[Exercise]: Copy every record below exactly.

--- start of Data lines ---

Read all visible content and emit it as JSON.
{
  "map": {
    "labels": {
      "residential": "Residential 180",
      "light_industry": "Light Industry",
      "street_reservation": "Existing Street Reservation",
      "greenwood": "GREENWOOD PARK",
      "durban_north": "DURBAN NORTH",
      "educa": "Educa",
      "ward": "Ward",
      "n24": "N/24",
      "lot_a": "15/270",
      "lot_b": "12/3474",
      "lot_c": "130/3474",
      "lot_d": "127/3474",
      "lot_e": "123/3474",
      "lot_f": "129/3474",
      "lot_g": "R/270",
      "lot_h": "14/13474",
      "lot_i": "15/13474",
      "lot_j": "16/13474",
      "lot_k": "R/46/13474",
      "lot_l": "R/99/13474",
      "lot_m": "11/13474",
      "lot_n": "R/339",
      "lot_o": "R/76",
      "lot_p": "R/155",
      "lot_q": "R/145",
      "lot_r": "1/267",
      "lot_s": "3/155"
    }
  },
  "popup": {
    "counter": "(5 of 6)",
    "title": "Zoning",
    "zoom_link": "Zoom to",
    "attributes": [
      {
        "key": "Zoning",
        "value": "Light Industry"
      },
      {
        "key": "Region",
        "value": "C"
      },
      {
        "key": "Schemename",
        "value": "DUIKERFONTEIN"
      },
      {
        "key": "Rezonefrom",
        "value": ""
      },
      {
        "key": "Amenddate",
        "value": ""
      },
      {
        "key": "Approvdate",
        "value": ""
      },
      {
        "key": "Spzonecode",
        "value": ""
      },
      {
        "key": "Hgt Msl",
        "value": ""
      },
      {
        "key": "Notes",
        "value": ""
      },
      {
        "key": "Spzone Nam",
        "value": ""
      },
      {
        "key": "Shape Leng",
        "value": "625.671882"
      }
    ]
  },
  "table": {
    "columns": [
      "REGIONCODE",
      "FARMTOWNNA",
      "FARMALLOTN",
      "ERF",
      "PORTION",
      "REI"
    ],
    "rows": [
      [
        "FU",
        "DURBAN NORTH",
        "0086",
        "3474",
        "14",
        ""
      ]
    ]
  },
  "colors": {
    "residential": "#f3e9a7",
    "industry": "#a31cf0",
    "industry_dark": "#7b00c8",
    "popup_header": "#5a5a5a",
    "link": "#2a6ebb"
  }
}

--- end of Data lines ---

[Task answer]:
Read all visible content and emit it as JSON.
{
  "map": {
    "labels": {
      "residential": "Residential 180",
      "light_industry": "Light Industry",
      "street_reservation": "Existing Street Reservation",
      "greenwood": "GREENWOOD PARK",
      "durban_north": "DURBAN NORTH",
      "educa": "Educa",
      "ward": "Ward",
      "n24": "N/24",
      "lot_a": "15/270",
      "lot_b": "12/3474",
      "lot_c": "130/3474",
      "lot_d": "127/3474",
      "lot_e": "123/3474",
      "lot_f": "129/3474",
      "lot_g": "R/270",
      "lot_h": "14/13474",
      "lot_i": "15/13474",
      "lot_j": "16/13474",
      "lot_k": "R/46/13474",
      "lot_l": "R/99/13474",
      "lot_m": "11/13474",
      "lot_n": "R/339",
      "lot_o": "R/76",
      "lot_p": "R/155",
      "lot_q": "R/145",
      "lot_r": "1/267",
      "lot_s": "3/155"
    }
  },
  "popup": {
    "counter": "(5 of 6)",
    "title": "Zoning",
    "zoom_link": "Zoom to",
    "attributes": [
      {
        "key": "Zoning",
        "value": "Light Industry"
      },
      {
        "key": "Region",
        "value": "C"
      },
      {
        "key": "Schemename",
        "value": "DUIKERFONTEIN"
      },
      {
        "key": "Rezonefrom",
        "value": ""
      },
      {
        "key": "Amenddate",
        "value": ""
      },
      {
        "key": "Approvdate",
        "value": ""
      },
      {
        "key": "Spzonecode",
        "value": ""
      },
      {
        "key": "Hgt Msl",
        "value": ""
      },
      {
        "key": "Notes",
        "value": ""
      },
      {
        "key": "Spzone Nam",
        "value": ""
      },
      {
        "key": "Shape Leng",
        "value": "625.671882"
      }
    ]
  },
  "table": {
    "columns": [
      "REGIONCODE",
      "FARMTOWNNA",
      "FARMALLOTN",
      "ERF",
      "PORTION",
      "REI"
    ],
    "rows": [
      [
        "FU",
        "DURBAN NORTH",
        "0086",
        "3474",
        "14",
        ""
      ]
    ]
  },
  "colors": {
    "residential": "#f3e9a7",
    "industry": "#a31cf0",
    "industry_dark": "#7b00c8",
    "popup_header": "#5a5a5a",
    "link": "#2a6ebb"
  }
}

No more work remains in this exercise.